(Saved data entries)
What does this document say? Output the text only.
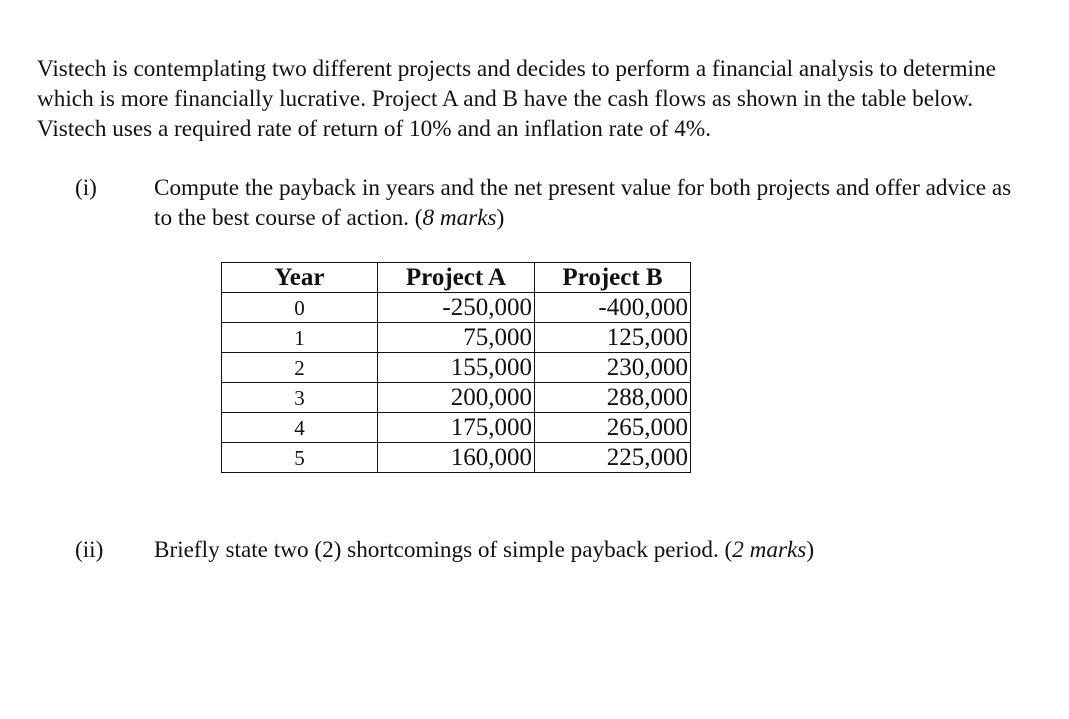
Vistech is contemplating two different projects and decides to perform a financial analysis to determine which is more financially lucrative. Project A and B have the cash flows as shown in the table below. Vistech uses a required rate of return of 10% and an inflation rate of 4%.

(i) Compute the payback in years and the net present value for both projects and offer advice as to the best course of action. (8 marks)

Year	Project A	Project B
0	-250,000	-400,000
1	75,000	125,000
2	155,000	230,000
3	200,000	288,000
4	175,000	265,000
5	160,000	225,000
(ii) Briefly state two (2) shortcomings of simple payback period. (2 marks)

# What to produce:
Set the listing down in full and exactly. Pictures within it should not appear in the copy.

# Solution:
What does this document say? Output the text only.
Vistech is contemplating two different projects and decides to perform a financial analysis to determine which is more financially lucrative. Project A and B have the cash flows as shown in the table below. Vistech uses a required rate of return of 10% and an inflation rate of 4%.

(i) Compute the payback in years and the net present value for both projects and offer advice as to the best course of action. (8 marks)

Year	Project A	Project B
0	-250,000	-400,000
1	75,000	125,000
2	155,000	230,000
3	200,000	288,000
4	175,000	265,000
5	160,000	225,000
(ii) Briefly state two (2) shortcomings of simple payback period. (2 marks)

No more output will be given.